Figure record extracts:
----

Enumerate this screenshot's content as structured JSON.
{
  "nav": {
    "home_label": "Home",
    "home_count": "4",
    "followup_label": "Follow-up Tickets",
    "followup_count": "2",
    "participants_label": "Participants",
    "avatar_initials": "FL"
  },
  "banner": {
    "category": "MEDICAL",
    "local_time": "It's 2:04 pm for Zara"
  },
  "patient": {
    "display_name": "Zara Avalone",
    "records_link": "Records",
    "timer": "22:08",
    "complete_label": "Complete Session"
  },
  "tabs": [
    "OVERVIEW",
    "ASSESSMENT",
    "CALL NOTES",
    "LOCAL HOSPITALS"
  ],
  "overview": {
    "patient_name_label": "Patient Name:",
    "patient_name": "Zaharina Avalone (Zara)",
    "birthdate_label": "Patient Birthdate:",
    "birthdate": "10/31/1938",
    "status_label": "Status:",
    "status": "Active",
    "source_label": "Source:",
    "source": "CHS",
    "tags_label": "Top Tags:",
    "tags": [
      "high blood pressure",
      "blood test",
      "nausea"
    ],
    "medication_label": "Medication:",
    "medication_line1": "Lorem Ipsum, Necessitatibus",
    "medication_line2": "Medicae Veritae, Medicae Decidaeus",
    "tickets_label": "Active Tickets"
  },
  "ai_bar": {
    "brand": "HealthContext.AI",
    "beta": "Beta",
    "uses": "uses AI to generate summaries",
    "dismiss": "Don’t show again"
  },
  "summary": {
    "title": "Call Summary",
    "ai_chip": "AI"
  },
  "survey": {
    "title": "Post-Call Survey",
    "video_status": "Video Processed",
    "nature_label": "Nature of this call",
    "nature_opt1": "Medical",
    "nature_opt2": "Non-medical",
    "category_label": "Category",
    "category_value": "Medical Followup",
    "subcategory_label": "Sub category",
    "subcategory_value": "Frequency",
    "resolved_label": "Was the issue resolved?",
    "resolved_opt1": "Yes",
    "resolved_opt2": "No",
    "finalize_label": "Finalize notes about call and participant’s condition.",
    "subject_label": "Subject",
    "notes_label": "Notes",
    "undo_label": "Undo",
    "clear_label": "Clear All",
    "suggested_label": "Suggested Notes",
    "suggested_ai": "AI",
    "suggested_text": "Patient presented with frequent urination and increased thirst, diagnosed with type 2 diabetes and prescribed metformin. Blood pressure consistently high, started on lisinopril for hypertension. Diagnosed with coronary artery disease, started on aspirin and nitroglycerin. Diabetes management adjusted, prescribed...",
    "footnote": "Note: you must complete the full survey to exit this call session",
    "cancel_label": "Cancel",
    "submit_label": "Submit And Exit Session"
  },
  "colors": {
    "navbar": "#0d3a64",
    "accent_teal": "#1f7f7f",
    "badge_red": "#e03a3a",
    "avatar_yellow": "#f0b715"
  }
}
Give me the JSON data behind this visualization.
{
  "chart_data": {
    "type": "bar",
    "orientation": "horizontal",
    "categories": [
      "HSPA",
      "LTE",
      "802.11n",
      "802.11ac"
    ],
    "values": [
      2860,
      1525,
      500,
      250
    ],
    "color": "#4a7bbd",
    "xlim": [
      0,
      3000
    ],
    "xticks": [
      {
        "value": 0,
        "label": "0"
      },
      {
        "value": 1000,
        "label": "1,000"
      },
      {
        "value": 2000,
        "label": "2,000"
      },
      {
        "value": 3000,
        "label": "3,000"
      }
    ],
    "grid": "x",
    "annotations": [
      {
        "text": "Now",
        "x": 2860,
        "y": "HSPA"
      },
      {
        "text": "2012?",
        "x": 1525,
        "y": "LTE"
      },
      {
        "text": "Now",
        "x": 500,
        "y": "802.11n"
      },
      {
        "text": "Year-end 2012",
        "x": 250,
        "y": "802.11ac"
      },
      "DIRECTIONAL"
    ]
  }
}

----

PROBLEM TO WORK ON
Identify the lines that contain the string "JSON", and copy every one of them.

TASK RESULT
Enumerate this screenshot's content as structured JSON.
Give me the JSON data behind this visualization.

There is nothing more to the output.